■ Deine Aufgaben
1. Schreib im Text über das Lokal „Osmans Töchter“ den Teil von „Nicht durch pseudoorientalischen“ bis „der Gründerinnen schließen.“ Wort für Wort ab.
2. Woraus bestehen laut dem Text über „Osmans Töchter“ die Deckenlampen über den Holztischen?
3. Führ den Text über das Lokal „Osmans Töchter“ nach seinem letzten Satz weiter.

Nicht durch pseudoorientalischen Prunk besticht das Interieur bei „Osmans Töchtern“, sondern durch Schlichtheit. Die Wände sind schlicht, über den schlichten Holztischen hängen Sträuße von Deckenlampen aus Einmachgläsern. Berliner Industriecharme vom Feinsten. Nur die Familienbilder aus den 70er Jahren lassen auf den Migrationshintergrund der Gründerinnen schließen.

Auch die Speisekarte spiegelt Lales und Arzus eigenen Weg zwischen Tradition und Moderne wieder: Schafskäsecreme mit Krokant und Trüffel trifft auf Fisch-Köfte. Karamellisierte Zwiebeln mit Ziegenkäse werden mit Rote Bete aus dem Ofen abgerundet. Ihre Inspirationen holen sie sich dabei am liebsten aus Istanbul: „Warum soll man die schönen Sachen in dem Land lassen?“, erklärt Arzu. „Die meisten Gastronomen trauen sich das nicht, bleiben lieber beim Gewohnten.“ Klassischer wird es wiederum bei der Präsentation der Speisen: Viele kleine Portionen, die man sich am Tisch teilt, so wie es in der Türkei üblich ist. Lale gesteht: „Wir wollen unseren Gästen das Teilen näher bringen, indem wir die Hauptgänge rausgenommen haben. Das ist schöner als wenn man wartet, jeder für sich eine halbe Stunde isst und dann geht.“

„Nach anfänglicher Skepsis siegt die unternehmerische Neugier“

Es war ein langer Weg für „Osmans Töchter“. Angefangen hat alles mit dem Tipp eines Freundes, das Objekt in der Pappelallee anzuschauen. „Never ever!”, waren sich beide einig. In dieser Straße nur ein tristes Finanzamt.

■ Zu prüfende Daten
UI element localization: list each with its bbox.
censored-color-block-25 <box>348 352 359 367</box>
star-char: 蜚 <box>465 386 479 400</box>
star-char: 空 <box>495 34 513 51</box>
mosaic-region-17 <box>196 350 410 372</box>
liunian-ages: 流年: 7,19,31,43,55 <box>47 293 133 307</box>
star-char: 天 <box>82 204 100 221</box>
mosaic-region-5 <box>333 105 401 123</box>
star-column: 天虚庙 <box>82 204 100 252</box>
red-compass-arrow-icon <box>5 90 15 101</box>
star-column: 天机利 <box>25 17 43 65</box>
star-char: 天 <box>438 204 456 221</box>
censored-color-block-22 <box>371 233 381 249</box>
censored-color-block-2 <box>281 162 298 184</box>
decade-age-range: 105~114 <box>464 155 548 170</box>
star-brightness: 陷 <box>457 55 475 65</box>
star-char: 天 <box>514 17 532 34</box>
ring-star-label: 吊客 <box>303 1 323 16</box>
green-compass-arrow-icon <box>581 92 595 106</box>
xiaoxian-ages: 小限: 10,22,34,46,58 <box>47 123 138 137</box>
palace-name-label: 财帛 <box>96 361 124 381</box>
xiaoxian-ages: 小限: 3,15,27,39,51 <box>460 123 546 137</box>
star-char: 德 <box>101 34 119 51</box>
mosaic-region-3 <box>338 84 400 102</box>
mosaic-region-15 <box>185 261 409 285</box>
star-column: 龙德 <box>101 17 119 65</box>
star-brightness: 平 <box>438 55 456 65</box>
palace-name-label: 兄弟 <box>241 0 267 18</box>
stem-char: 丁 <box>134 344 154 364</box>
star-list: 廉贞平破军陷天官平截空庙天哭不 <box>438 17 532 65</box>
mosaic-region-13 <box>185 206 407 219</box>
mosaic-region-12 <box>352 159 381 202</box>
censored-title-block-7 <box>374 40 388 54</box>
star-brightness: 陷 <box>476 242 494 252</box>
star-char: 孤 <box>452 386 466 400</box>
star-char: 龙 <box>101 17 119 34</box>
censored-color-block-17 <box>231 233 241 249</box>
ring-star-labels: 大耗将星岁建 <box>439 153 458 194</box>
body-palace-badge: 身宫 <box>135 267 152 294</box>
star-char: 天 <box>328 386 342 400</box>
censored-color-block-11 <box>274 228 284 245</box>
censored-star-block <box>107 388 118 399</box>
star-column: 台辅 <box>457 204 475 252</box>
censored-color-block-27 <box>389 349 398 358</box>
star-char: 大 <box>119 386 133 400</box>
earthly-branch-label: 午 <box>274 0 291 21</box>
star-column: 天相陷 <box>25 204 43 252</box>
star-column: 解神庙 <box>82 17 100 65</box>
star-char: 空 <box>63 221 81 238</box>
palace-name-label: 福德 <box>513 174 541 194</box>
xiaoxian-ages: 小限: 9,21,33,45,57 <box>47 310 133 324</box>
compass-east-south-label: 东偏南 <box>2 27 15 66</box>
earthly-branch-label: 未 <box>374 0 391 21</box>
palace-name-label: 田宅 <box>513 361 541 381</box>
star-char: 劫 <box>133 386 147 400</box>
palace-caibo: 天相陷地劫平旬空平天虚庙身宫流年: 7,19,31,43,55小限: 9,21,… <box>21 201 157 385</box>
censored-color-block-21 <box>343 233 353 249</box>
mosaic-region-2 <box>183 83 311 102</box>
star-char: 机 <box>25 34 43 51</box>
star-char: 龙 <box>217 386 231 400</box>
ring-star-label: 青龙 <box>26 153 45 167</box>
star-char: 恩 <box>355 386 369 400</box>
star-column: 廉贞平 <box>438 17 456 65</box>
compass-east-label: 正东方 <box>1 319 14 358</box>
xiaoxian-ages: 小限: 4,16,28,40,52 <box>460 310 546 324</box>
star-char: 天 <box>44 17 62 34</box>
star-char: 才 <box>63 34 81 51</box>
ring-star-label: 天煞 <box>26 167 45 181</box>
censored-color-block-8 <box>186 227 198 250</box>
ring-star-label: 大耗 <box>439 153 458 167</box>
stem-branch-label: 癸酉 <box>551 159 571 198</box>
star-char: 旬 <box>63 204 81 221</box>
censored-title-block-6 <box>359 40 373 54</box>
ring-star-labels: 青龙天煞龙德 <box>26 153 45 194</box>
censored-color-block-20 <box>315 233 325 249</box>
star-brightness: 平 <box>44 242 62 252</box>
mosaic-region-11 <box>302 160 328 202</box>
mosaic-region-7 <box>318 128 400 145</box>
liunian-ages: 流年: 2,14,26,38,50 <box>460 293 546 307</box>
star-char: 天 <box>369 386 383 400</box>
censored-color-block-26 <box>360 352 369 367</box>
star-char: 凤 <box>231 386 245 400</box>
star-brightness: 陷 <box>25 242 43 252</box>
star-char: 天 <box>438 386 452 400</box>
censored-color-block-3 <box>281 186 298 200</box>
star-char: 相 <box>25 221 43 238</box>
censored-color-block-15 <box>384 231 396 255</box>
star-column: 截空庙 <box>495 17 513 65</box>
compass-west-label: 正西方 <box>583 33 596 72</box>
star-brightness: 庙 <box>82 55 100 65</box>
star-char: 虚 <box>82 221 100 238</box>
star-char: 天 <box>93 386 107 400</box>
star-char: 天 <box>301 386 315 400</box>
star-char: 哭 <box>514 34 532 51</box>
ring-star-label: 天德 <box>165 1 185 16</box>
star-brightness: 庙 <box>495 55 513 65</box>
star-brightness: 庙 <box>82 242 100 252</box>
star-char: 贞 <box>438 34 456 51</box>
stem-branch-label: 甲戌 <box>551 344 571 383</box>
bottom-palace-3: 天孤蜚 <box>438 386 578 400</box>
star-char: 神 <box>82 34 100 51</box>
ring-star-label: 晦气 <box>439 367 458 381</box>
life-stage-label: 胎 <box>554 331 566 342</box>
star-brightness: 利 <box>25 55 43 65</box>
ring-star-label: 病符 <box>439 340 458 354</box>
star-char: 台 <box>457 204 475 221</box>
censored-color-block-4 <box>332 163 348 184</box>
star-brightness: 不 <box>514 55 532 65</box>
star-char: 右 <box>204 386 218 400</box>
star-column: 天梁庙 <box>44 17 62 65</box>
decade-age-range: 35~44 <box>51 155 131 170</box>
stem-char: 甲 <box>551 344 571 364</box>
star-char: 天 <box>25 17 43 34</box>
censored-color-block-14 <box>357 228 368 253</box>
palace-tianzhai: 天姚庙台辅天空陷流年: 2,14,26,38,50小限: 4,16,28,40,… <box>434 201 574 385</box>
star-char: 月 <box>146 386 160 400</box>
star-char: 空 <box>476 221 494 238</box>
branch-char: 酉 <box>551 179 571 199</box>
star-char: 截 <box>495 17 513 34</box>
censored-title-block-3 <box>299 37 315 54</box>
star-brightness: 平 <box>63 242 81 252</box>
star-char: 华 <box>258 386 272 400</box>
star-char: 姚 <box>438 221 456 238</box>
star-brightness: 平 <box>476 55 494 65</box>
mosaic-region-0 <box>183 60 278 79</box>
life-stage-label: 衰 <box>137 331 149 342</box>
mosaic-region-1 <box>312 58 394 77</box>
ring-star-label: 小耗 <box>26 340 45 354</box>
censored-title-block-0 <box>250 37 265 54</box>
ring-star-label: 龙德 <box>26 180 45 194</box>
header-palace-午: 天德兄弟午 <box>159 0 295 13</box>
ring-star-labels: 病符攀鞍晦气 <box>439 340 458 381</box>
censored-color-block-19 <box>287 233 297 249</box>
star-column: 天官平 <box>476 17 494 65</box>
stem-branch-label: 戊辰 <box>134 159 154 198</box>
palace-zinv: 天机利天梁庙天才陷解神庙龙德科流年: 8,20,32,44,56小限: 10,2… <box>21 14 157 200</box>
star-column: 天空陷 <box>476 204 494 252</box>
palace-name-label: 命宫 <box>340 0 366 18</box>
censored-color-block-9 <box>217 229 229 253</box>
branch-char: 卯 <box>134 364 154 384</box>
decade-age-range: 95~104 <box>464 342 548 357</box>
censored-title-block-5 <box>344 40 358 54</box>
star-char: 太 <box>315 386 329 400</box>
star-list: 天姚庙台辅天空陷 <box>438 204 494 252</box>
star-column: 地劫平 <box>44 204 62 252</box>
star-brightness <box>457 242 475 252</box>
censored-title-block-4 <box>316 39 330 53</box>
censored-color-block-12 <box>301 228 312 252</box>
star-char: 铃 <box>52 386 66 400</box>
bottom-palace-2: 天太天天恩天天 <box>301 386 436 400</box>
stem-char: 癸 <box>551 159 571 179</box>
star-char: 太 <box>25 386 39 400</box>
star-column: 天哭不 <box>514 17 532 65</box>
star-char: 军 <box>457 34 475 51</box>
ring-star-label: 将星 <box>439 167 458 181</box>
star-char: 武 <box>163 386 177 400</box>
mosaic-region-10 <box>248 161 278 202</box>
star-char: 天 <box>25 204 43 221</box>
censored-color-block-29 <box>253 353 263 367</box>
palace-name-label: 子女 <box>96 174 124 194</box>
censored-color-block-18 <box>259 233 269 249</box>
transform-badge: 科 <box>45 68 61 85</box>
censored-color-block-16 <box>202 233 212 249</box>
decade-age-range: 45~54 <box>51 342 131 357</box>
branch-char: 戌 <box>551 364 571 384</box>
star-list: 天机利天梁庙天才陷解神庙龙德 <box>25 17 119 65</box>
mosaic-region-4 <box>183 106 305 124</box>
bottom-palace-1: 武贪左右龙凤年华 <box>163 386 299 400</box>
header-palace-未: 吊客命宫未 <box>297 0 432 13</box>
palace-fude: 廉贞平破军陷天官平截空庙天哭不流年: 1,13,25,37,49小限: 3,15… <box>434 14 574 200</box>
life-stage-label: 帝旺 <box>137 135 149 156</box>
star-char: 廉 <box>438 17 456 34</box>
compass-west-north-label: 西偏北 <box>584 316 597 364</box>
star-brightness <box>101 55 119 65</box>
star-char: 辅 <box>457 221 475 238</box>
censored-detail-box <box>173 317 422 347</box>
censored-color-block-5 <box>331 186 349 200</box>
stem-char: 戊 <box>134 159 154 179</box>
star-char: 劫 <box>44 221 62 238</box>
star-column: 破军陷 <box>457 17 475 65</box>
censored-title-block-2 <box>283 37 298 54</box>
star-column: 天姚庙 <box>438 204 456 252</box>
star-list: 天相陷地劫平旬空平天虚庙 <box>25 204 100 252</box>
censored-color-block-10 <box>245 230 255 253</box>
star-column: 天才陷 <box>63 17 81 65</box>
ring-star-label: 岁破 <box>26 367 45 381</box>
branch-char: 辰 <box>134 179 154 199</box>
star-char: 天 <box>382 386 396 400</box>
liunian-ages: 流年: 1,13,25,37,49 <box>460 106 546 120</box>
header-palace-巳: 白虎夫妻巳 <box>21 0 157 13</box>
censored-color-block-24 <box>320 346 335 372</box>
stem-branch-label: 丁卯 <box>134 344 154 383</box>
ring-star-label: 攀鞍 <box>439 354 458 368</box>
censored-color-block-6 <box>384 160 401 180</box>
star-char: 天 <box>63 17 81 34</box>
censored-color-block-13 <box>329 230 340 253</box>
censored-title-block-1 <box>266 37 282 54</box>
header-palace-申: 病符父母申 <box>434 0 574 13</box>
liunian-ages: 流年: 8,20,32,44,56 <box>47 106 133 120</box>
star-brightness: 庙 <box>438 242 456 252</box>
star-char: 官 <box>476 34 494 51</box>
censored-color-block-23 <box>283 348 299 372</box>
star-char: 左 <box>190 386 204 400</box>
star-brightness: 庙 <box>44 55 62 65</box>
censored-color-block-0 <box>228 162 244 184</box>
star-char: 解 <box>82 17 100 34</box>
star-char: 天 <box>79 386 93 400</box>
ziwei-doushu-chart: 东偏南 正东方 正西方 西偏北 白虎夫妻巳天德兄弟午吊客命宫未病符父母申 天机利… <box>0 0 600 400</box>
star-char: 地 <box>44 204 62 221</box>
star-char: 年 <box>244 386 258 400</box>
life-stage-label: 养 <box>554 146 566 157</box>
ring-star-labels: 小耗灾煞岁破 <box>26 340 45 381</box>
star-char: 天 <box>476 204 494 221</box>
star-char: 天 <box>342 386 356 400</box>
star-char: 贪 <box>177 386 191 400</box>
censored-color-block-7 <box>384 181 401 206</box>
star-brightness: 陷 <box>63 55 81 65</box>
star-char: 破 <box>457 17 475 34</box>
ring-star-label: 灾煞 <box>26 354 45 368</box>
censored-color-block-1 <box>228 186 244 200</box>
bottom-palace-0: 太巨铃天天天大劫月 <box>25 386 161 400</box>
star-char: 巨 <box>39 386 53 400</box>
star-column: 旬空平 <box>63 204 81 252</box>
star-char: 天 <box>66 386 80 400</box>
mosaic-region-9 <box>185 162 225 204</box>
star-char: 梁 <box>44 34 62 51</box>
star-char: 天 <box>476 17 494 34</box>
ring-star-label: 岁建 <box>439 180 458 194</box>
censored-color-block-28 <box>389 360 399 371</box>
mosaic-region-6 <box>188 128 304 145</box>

■ Lösungen
1.
Nicht durch pseudoorientalischen Prunk besticht das Interieur bei „Osmans Töchtern“, sondern durch Schlichtheit. Die Wände sind schlicht, über den schlichten Holztischen hängen Sträuße von Deckenlampen aus Einmachgläsern. Berliner Industriecharme vom Feinsten. Nur die Familienbilder aus den 70er Jahren lassen auf den Migrationshintergrund der Gründerinnen schließen.

2. Aus Einmachgläsern.

3.
„Die haben alle ihre Stullen dabei, andere Restaurants sind dort schon pleite gegangen, das machen wir nicht! Niemals!“ Einige Wochen später siegt bei Arzu die Neugier. Sie besorgen Kreide, halten sich tagelang in den leeren Räumen auf und beginnen zu planen. Vom Fettabschneider bis zu den Wasseranschlüssen, alles malen sie auf, spielen potentielle Restaurant-Szenarien durch. Aber erst nach sechs Monaten unterschreiben sie den Mietvertrag. Die folgende Zeit bringt die Neu-Gastronominnen an Grenzen. Handwerker, die ihnen unnötige Maßnahmen aufschwatzen wollen, der komplizierte Denkmalschutz und sich langsam erschöpfende Rücklagen. Alles zäh wie ein alter türkischer Harzkaugummi. Ob sie damals Ratschläge von anderen Gastronomen bekamen? Arzu nickt: „Wir sind zu anderen Gastronomen gefahren, haben bei ihnen gegessen und uns Tipps geholt. Ganz ehrlich, mir haben all diese Gespräche nur schlaflose Nächte bereitet. Alle haben mir nur Angst gemacht.“

„Die Rettung: Ein Papier mit allen Problemen – und deren Lösung

Nun standen nur noch zwei Optionen im Raum: das Restaurant aufgeben oder durchkämpfen. Die Rettung brachte ein einfaches Stück Papier, auf dem die beiden noch einmal alle Probleme und die passenden Lösungen in einer Tabelle aufgelistet hatten. Das Blatt hängt noch heute als eine Art Trophäe im Büro. Es erinnert die beiden daran, dass es oft besser ist, aus dem eigenen Bauch und vor allem selbst zu entscheiden.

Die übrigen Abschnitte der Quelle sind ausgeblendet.